Write out the records that appear below, verbatim and complete, but without pictures.

- Entries supplied
★ ★ ★ ★ ★

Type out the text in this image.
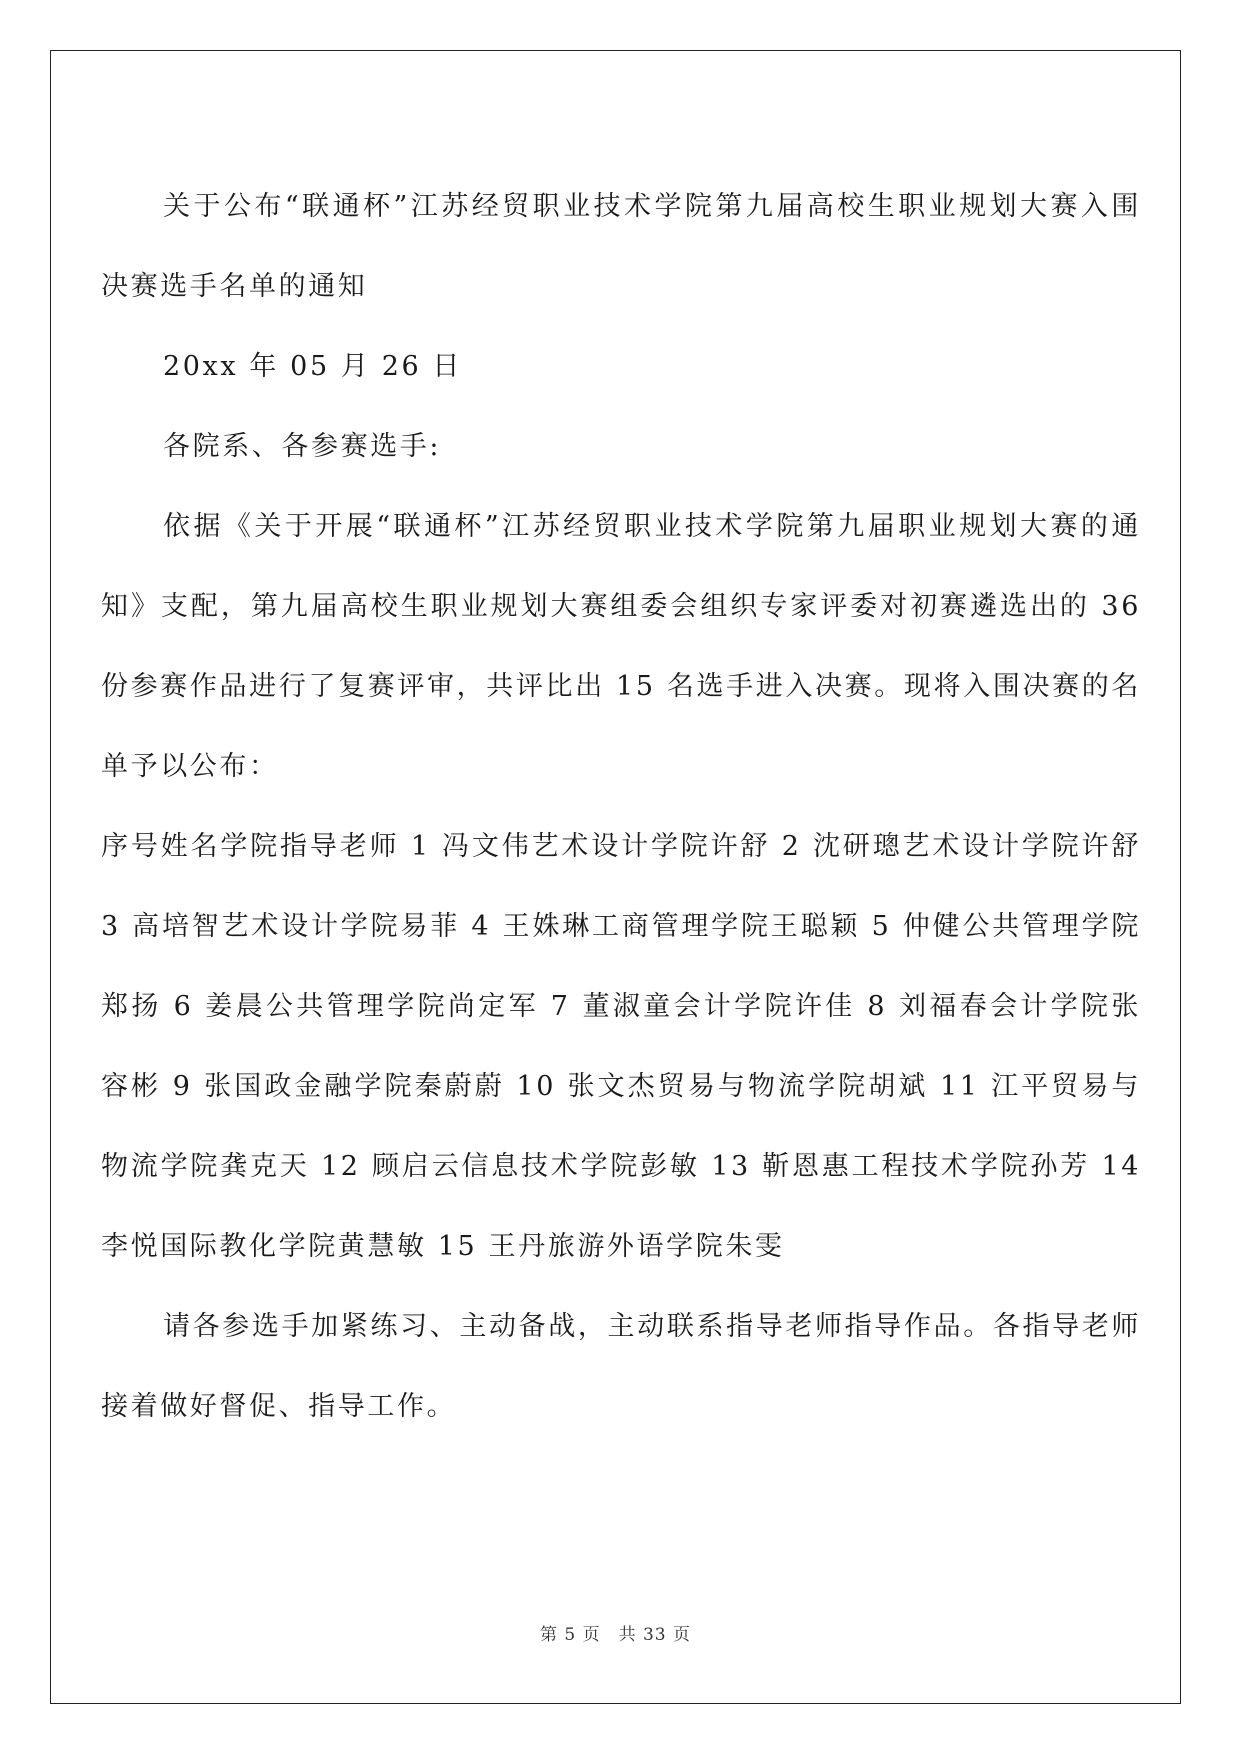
关于公布“联通杯”江苏经贸职业技术学院第九届高校生职业规划大赛入围决赛选手名单的通知

20xx 年 05 月 26 日

各院系、各参赛选手:

依据《关于开展“联通杯”江苏经贸职业技术学院第九届职业规划大赛的通知》支配，第九届高校生职业规划大赛组委会组织专家评委对初赛遴选出的 36 份参赛作品进行了复赛评审，共评比出 15 名选手进入决赛。现将入围决赛的名单予以公布：

序号姓名学院指导老师 1 冯文伟艺术设计学院许舒 2 沈研璁艺术设计学院许舒 3 高培智艺术设计学院易菲 4 王姝琳工商管理学院王聪颖 5 仲健公共管理学院郑扬 6 姜晨公共管理学院尚定军 7 董淑童会计学院许佳 8 刘福春会计学院张容彬 9 张国政金融学院秦蔚蔚 10 张文杰贸易与物流学院胡斌 11 江平贸易与物流学院龚克天 12 顾启云信息技术学院彭敏 13 靳恩惠工程技术学院孙芳 14 李悦国际教化学院黄慧敏 15 王丹旅游外语学院朱雯

请各参选手加紧练习、主动备战，主动联系指导老师指导作品。各指导老师接着做好督促、指导工作。

第 5 页 共 33 页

★ ★ ★ ★ ★

- Complete answer
Type out the text in this image.
关于公布“联通杯”江苏经贸职业技术学院第九届高校生职业规划大赛入围决赛选手名单的通知

20xx 年 05 月 26 日

各院系、各参赛选手:

依据《关于开展“联通杯”江苏经贸职业技术学院第九届职业规划大赛的通知》支配，第九届高校生职业规划大赛组委会组织专家评委对初赛遴选出的 36 份参赛作品进行了复赛评审，共评比出 15 名选手进入决赛。现将入围决赛的名单予以公布：

序号姓名学院指导老师 1 冯文伟艺术设计学院许舒 2 沈研璁艺术设计学院许舒 3 高培智艺术设计学院易菲 4 王姝琳工商管理学院王聪颖 5 仲健公共管理学院郑扬 6 姜晨公共管理学院尚定军 7 董淑童会计学院许佳 8 刘福春会计学院张容彬 9 张国政金融学院秦蔚蔚 10 张文杰贸易与物流学院胡斌 11 江平贸易与物流学院龚克天 12 顾启云信息技术学院彭敏 13 靳恩惠工程技术学院孙芳 14 李悦国际教化学院黄慧敏 15 王丹旅游外语学院朱雯

请各参选手加紧练习、主动备战，主动联系指导老师指导作品。各指导老师接着做好督促、指导工作。

第 5 页 共 33 页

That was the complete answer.